What is needed
Please format the entries starting with the line containing "For every button, label, input, icon, or" and ending with the line containing "x-tick-label: 197sqm: [344, 384, 356, 434]", both lines included, as a JSON list of strings with one string per line and blank lines omitted. Give only that list.

Provided data
BEGIN

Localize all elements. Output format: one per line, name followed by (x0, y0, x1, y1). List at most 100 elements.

END
BEGIN

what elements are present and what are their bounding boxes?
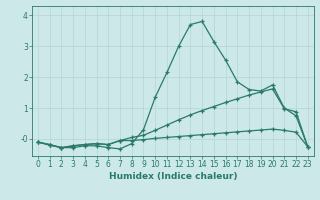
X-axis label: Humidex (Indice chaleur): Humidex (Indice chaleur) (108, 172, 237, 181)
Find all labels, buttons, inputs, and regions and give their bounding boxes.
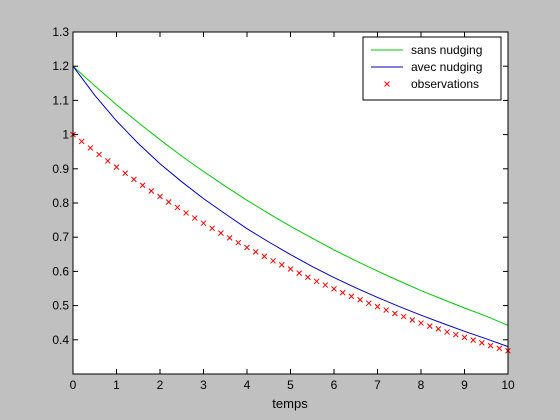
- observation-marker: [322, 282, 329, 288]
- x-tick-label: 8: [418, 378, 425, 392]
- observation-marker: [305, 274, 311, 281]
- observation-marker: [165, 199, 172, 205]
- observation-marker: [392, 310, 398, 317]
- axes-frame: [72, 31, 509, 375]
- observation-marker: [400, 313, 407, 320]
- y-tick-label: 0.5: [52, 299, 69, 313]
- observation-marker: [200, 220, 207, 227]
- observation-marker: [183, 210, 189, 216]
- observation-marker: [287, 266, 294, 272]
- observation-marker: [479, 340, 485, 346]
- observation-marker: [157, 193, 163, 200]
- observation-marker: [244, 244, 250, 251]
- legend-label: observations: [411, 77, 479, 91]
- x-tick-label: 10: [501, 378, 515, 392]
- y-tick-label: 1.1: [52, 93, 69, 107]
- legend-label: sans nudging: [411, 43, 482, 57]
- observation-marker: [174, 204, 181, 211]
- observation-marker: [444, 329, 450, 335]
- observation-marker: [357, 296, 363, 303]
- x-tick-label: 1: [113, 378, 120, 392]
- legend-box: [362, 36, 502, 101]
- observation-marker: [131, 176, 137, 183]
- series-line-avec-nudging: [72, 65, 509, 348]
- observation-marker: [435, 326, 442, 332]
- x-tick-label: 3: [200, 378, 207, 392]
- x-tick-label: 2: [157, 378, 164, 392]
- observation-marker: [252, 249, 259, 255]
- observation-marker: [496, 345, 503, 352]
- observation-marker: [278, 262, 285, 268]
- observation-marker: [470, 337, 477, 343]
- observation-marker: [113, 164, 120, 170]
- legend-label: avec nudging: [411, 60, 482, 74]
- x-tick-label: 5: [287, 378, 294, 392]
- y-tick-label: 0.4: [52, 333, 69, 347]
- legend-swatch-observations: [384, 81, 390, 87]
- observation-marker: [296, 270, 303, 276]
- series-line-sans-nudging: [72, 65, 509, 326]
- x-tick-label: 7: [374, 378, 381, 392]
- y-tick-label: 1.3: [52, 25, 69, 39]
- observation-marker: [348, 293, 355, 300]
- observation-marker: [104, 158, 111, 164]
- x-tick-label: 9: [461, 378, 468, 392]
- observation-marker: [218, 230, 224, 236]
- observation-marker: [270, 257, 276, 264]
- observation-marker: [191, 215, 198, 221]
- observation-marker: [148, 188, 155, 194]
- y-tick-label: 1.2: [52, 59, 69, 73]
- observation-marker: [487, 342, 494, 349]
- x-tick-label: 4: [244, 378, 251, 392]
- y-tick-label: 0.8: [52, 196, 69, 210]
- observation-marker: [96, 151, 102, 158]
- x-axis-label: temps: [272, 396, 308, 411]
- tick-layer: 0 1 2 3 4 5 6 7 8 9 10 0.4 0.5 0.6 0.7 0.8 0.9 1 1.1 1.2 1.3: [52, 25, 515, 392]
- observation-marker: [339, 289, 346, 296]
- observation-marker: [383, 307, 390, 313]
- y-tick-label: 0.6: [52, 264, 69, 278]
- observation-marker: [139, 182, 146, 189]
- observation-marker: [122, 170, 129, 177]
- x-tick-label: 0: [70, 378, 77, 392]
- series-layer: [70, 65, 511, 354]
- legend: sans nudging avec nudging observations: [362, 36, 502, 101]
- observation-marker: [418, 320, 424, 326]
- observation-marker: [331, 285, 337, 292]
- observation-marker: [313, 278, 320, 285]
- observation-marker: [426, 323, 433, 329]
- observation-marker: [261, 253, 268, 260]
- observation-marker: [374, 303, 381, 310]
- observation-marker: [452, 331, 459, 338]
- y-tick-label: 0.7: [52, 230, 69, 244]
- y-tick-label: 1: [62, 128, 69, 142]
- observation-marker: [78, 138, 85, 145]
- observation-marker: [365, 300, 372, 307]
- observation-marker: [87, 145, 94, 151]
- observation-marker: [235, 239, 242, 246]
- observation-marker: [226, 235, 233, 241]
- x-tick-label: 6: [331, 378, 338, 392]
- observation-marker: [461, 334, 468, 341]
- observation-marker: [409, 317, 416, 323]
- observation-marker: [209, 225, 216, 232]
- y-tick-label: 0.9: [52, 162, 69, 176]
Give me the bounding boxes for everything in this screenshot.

END
BEGIN

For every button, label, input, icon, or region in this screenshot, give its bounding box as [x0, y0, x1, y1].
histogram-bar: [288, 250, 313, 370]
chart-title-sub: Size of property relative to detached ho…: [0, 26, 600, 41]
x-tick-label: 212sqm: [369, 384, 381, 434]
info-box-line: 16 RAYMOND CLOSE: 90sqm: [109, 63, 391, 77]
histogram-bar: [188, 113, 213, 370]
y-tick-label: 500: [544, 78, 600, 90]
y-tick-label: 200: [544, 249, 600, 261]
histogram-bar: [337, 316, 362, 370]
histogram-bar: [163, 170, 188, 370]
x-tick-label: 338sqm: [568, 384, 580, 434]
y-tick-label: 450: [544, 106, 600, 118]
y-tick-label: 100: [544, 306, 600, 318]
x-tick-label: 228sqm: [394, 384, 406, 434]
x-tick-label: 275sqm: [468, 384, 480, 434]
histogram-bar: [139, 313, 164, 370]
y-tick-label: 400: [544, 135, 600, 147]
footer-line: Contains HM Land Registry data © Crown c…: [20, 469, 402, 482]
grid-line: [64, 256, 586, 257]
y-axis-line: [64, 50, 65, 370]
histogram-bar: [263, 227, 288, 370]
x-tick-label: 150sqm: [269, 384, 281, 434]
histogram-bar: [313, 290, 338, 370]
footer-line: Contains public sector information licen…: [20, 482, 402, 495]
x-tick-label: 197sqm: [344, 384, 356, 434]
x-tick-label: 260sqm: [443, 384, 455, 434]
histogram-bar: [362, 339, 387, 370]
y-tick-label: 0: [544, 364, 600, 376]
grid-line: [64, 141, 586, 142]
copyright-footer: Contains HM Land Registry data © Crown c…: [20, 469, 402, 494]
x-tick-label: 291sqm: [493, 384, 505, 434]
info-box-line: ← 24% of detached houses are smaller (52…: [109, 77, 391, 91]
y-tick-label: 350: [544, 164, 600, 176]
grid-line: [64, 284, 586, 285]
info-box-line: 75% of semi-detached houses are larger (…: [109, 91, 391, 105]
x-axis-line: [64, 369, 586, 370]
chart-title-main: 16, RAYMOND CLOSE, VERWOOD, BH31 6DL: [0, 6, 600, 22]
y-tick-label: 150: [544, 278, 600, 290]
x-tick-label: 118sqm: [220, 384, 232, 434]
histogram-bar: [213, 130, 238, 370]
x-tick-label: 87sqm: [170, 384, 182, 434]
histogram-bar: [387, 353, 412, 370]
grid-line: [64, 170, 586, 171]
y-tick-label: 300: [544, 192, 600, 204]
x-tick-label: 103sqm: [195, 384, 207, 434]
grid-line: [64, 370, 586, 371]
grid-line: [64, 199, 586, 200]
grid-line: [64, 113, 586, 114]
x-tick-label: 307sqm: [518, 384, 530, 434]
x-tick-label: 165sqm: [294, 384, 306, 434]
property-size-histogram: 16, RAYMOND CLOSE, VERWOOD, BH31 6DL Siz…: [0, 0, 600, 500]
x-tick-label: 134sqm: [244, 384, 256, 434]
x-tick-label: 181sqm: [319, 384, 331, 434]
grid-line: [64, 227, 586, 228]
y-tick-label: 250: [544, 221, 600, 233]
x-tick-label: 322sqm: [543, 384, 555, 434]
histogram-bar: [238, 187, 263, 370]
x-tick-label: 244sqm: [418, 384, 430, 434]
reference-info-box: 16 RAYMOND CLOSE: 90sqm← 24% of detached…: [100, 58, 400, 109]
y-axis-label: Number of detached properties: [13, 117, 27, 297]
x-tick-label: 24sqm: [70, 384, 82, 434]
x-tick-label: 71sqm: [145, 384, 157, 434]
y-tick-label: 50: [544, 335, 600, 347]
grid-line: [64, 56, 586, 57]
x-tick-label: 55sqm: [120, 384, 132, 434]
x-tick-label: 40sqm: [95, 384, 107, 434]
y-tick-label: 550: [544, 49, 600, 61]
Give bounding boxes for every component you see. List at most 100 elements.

END

Output for this task
[
  "For every button, label, input, icon, or region in this screenshot, give its bounding box as [x0, y0, x1, y1].",
  "histogram-bar: [288, 250, 313, 370]",
  "chart-title-sub: Size of property relative to detached ho…: [0, 26, 600, 41]",
  "x-tick-label: 212sqm: [369, 384, 381, 434]",
  "info-box-line: 16 RAYMOND CLOSE: 90sqm: [109, 63, 391, 77]",
  "histogram-bar: [188, 113, 213, 370]",
  "y-tick-label: 500: [544, 78, 600, 90]",
  "y-tick-label: 200: [544, 249, 600, 261]",
  "histogram-bar: [337, 316, 362, 370]",
  "histogram-bar: [163, 170, 188, 370]",
  "x-tick-label: 338sqm: [568, 384, 580, 434]",
  "y-tick-label: 450: [544, 106, 600, 118]",
  "y-tick-label: 100: [544, 306, 600, 318]",
  "x-tick-label: 228sqm: [394, 384, 406, 434]",
  "x-tick-label: 275sqm: [468, 384, 480, 434]",
  "histogram-bar: [139, 313, 164, 370]",
  "y-tick-label: 400: [544, 135, 600, 147]",
  "footer-line: Contains HM Land Registry data © Crown c…: [20, 469, 402, 482]",
  "grid-line: [64, 256, 586, 257]",
  "y-axis-line: [64, 50, 65, 370]",
  "histogram-bar: [263, 227, 288, 370]",
  "x-tick-label: 150sqm: [269, 384, 281, 434]",
  "histogram-bar: [313, 290, 338, 370]",
  "footer-line: Contains public sector information licen…: [20, 482, 402, 495]",
  "x-tick-label: 197sqm: [344, 384, 356, 434]"
]